● WHAT IS REQUIRED
Pick out each line of the records in which the word "Time" appears.

:: EXERCISE MATERIAL ::

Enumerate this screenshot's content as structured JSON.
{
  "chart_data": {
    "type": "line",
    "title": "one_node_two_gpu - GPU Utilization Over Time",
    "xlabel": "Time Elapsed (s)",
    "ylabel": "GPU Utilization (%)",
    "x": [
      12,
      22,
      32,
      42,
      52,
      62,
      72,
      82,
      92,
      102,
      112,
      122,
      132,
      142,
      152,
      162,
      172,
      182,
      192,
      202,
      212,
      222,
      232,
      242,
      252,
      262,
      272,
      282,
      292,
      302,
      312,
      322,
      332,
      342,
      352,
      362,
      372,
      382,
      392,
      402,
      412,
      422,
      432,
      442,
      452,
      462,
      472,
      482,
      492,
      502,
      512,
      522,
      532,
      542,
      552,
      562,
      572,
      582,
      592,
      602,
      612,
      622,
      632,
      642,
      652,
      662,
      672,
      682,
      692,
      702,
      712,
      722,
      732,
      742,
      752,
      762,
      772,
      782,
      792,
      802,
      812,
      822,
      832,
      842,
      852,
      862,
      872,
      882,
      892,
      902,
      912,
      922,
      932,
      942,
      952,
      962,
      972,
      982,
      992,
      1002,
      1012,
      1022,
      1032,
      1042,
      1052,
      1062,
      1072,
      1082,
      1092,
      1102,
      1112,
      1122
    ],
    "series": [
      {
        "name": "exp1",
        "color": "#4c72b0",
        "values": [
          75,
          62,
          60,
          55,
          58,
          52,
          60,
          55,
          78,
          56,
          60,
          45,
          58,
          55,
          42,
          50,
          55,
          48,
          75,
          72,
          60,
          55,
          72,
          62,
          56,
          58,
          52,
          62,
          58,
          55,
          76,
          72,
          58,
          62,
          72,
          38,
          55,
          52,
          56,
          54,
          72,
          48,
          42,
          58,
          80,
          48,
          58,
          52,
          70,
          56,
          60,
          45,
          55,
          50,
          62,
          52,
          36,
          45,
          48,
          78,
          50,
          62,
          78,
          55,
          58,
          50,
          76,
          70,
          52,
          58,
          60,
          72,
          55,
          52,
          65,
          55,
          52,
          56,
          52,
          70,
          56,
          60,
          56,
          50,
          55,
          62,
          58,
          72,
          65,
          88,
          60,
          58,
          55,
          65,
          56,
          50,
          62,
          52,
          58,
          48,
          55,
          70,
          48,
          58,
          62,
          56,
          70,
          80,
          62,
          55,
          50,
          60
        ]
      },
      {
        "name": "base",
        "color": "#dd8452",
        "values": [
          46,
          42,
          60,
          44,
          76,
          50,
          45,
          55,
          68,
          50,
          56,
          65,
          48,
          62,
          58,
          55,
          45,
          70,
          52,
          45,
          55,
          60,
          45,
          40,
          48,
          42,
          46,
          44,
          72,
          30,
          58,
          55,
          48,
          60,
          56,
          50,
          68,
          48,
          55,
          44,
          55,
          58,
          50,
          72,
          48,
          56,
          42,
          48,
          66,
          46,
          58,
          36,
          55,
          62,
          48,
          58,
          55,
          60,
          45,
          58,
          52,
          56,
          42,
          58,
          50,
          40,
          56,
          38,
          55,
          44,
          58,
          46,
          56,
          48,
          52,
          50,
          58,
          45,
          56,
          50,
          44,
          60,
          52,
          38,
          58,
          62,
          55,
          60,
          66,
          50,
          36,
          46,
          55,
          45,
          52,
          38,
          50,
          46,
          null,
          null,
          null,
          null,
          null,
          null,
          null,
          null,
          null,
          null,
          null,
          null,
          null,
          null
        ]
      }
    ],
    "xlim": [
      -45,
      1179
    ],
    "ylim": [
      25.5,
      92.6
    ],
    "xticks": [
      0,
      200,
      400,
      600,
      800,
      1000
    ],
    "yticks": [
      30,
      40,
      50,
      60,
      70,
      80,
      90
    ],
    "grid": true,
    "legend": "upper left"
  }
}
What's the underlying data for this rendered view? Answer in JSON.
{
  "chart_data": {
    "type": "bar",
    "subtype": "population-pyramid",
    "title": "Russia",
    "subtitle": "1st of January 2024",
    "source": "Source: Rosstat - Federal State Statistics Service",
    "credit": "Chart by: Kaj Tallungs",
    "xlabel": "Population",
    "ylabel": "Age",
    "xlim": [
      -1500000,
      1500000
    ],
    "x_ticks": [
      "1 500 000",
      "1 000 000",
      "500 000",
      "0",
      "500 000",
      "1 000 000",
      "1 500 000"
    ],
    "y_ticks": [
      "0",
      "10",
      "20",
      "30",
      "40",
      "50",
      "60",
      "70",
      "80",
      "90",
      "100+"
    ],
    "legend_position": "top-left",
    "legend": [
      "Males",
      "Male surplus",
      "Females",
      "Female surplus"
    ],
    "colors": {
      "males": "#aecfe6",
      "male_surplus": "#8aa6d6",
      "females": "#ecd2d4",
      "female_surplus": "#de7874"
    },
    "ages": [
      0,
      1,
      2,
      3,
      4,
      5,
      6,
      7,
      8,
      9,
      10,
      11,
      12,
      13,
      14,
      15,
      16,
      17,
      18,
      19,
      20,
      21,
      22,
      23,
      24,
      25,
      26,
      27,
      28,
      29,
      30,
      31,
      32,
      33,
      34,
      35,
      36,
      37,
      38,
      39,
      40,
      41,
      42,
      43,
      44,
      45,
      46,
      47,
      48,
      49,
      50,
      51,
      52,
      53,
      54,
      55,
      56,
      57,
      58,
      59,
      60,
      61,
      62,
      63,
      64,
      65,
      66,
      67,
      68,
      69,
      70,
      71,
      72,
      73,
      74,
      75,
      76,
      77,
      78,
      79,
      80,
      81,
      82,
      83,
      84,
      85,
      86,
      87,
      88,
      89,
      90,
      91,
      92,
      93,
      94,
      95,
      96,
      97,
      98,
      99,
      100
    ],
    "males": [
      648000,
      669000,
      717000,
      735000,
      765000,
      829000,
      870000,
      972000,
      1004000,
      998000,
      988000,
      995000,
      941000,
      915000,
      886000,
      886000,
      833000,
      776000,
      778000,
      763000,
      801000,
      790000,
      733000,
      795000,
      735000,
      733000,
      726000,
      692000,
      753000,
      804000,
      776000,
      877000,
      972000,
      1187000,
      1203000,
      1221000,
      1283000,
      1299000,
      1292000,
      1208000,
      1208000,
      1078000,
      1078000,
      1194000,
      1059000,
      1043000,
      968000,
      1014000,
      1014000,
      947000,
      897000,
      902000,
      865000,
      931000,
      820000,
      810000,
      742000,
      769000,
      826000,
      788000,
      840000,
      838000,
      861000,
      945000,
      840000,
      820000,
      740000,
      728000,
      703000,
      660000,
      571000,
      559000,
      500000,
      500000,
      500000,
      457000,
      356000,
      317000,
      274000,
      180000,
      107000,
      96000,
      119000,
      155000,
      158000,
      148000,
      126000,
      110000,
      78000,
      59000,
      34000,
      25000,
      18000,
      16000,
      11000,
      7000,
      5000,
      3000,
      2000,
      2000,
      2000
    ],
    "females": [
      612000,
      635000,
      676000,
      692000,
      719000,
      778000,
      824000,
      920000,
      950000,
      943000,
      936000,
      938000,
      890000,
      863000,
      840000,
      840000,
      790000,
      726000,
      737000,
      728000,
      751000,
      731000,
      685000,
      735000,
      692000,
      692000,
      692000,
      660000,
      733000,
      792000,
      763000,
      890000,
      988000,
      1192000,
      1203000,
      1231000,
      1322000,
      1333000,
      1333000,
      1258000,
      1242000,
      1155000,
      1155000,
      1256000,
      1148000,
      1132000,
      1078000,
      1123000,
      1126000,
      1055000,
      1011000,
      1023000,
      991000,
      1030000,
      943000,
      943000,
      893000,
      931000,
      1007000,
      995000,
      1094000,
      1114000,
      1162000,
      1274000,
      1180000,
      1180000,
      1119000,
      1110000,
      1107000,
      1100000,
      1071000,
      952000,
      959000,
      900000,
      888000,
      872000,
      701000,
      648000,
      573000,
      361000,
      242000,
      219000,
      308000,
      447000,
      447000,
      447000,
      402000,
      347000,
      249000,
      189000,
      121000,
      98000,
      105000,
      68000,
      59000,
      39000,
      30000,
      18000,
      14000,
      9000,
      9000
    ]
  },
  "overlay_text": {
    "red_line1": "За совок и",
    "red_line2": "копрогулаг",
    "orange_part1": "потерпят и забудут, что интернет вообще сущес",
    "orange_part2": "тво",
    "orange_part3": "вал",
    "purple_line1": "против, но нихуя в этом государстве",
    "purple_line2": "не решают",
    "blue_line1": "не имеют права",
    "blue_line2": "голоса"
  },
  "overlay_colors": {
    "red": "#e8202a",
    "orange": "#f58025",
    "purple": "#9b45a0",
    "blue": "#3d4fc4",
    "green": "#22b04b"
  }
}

:::

● SOLUTION BELOW
    "title": "one_node_two_gpu - GPU Utilization Over Time",
    "xlabel": "Time Elapsed (s)",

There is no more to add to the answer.